» **Metin**
◆ ◆ ◆

12 Şubat 2022 Cumartesi

"Rafetçe" Dostlarının Gözünden Rafet Ekiz Güzellemesi.

   Rafet Ekiz, trafik kazasında ölür. Morgda 13 gün bekler. Derken eşi dostu arkadaşları bulur yoksa kimsesizler haziresine gömülüp gidecektir.  
   Resimden hiç anlamam ama anlayanlar kendisinin iyi bir ressam olduğundan bahseder. 2007 Yılında arkadaşı Vecdi Çıralıoğlu bu kitabı derler. Ekiz'in çevresindekiler onu anlatır. Yazılanlardan anladığım kadarıyla pek bohem, derbeder, kimseye eyvallah etmeyen, oldukça hararetli bir yaşamı olmuş. Sadece 53 yaşında başka bir aleme göçmüş olduğu düşünüldüğünde bu kadar anıyı biriktirmesi (ki bunlar sadece yazılanlar) hayatı dolu dolu yaşadığını gösteriyor. Memleketimin (bir dostumun deyişiyle) "ressam mafyası" içine girmemiş (bakınız girememiş değil "girmemiş"), güçtapar olmamış, nevi şahsına münhasır bir insanmış. Yazılarını takip ettiğim Güneri İçoğlu'nun yazılarında kitabı görünce aldım ve bir ahir zaman dervişinin pek heyheyli yaşamını 360 sayfada okudum. 
   Kitabın son sayfası pek hazin (ressamımızın ağabeyiciğiyle (o da heykeltraştır) birlikte yattığı kabrin fotoğrafıdır). Her nasıl yaşanırsa yaşansın son böyle oluyor demek ki. 

11 Şubat 2022 Cuma

"Profundo Carmesi" Çok Sert Kıpkırmızı!

   İki çocuk annesi bekar ve obez bir hemşire, kırık kalpler sayfasından peruğu konusunda obsesif bir dolandırıcıyla tanışır, olaylar gelişir.
   İki saate yakın sürüyor (1s54d). 1996 Meksika yapımı. Renkler, çekimler şaşırtıcı derecede düşük beklentimin üzerindeydi (bilmem belki kırmızının çeşitli tonları baskındı ondan!). Çok ham ve çok sert bir filmdi. Aşkın ve tutkunun insanları nasıl değiştirebileceğini, neler yaptırabileceğini gayet iyi aktarmış yönetmen Arturo Ripstein Bey. Ancak belirtmeliyim ki hassas bünyelerin kaldıramayacağı kanlı sahneler vardır, sabi sübyana ise zinhar yaklaştırılmamalıdır.

"Bir Masalda İki Kral Olmaz" Eğlence Dünyasının Perspektifinden Türkiye.

◆ ◆ ◆

» **Verilen Liste**

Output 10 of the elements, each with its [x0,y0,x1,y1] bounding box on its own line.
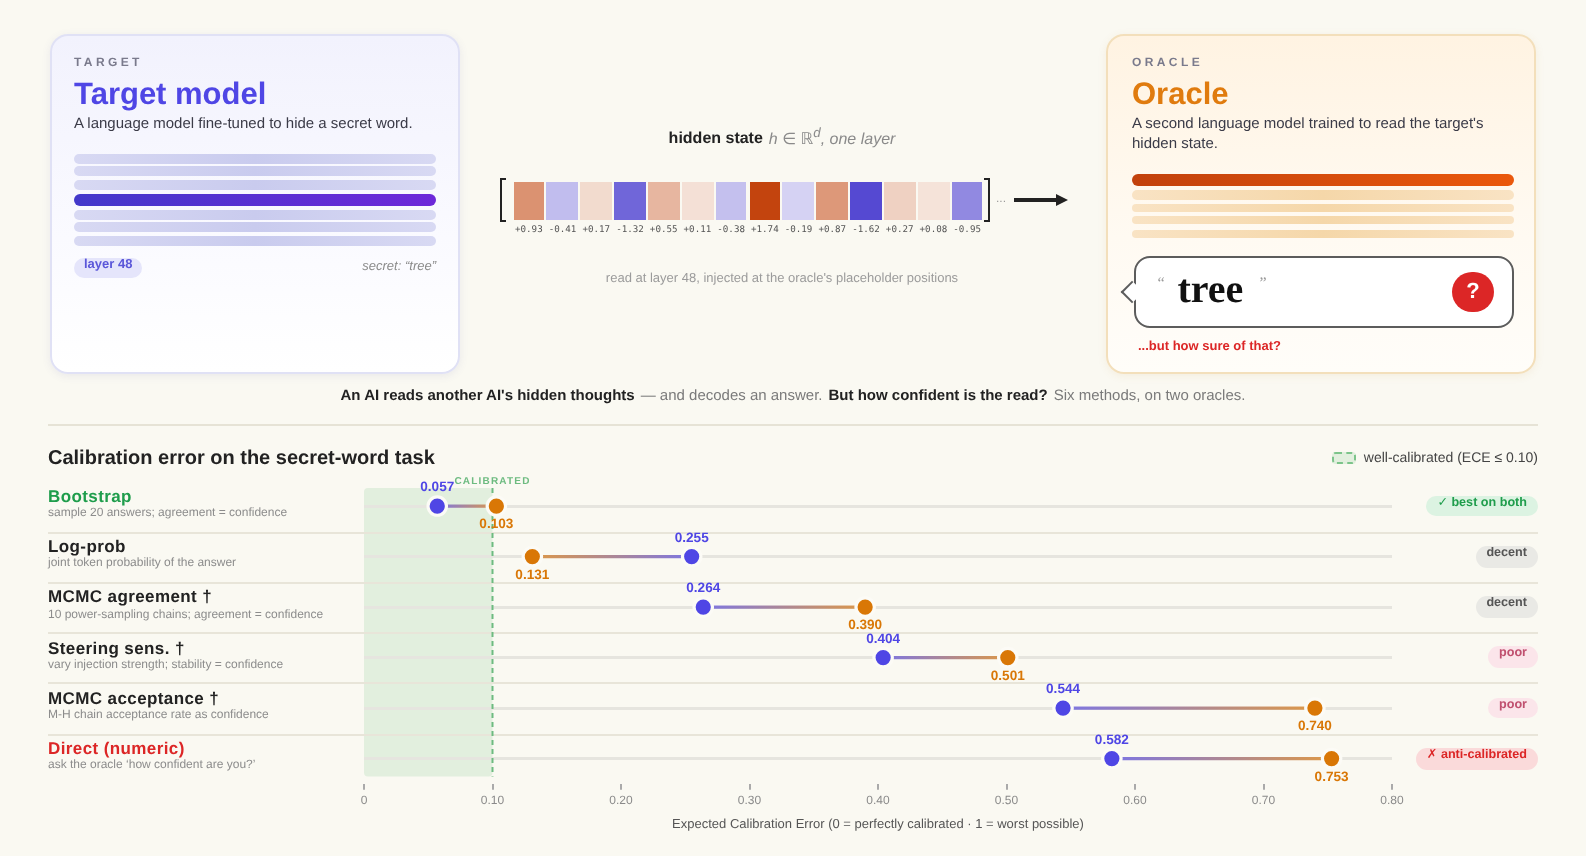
y-tick-label: MCMC agreement † [48,586,213,607]
text: hidden state [668,129,763,148]
question-mark-icon: ? [1452,271,1494,313]
y-tick-label: Bootstrap [48,485,132,506]
y-tick-label: Steering sens. † [48,637,185,658]
y-tick-label: Log-prob [48,536,126,557]
chart-title: Calibration error on the secret-word task [48,447,435,470]
y-tick-label: Direct (numeric) [48,738,185,759]
y-tick-label: MCMC acceptance † [48,687,220,708]
text: h ∈ ℝ$^{d}$, one layer [768,126,896,148]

◆ ◆ ◆

» **Yapılacaklar**
- 1) Metne göre yazar, Rafet Ekiz'in hayatını dolu dolu yaşadığı sonucuna neden varıyor? Bir ila üç cümleyle açıklayın.
- 2) Listedeki bütün satırları değiştirmeden çıkarın ve resimleri cevaba dahil etmeyin.

» **Çözümler**
- 1) Yazar, Rafet Ekiz'in yalnızca 53 yaşında öldüğünü göz önünde bulunduruyor. Bu kısa ömre rağmen bu kadar çok anı biriktirmiş olmasını, üstelik bunların yalnızca yazıya geçenler olduğunu, hayatı dolu dolu yaşadığının göstergesi sayıyor.

- 2)
Output 10 of the elements, each with its [x0,y0,x1,y1] bounding box on its own line.
y-tick-label: MCMC agreement † [48,586,213,607]
text: hidden state [668,129,763,148]
question-mark-icon: ? [1452,271,1494,313]
y-tick-label: Bootstrap [48,485,132,506]
y-tick-label: Steering sens. † [48,637,185,658]
y-tick-label: Log-prob [48,536,126,557]
chart-title: Calibration error on the secret-word task [48,447,435,470]
y-tick-label: Direct (numeric) [48,738,185,759]
y-tick-label: MCMC acceptance † [48,687,220,708]
text: h ∈ ℝ$^{d}$, one layer [768,126,896,148]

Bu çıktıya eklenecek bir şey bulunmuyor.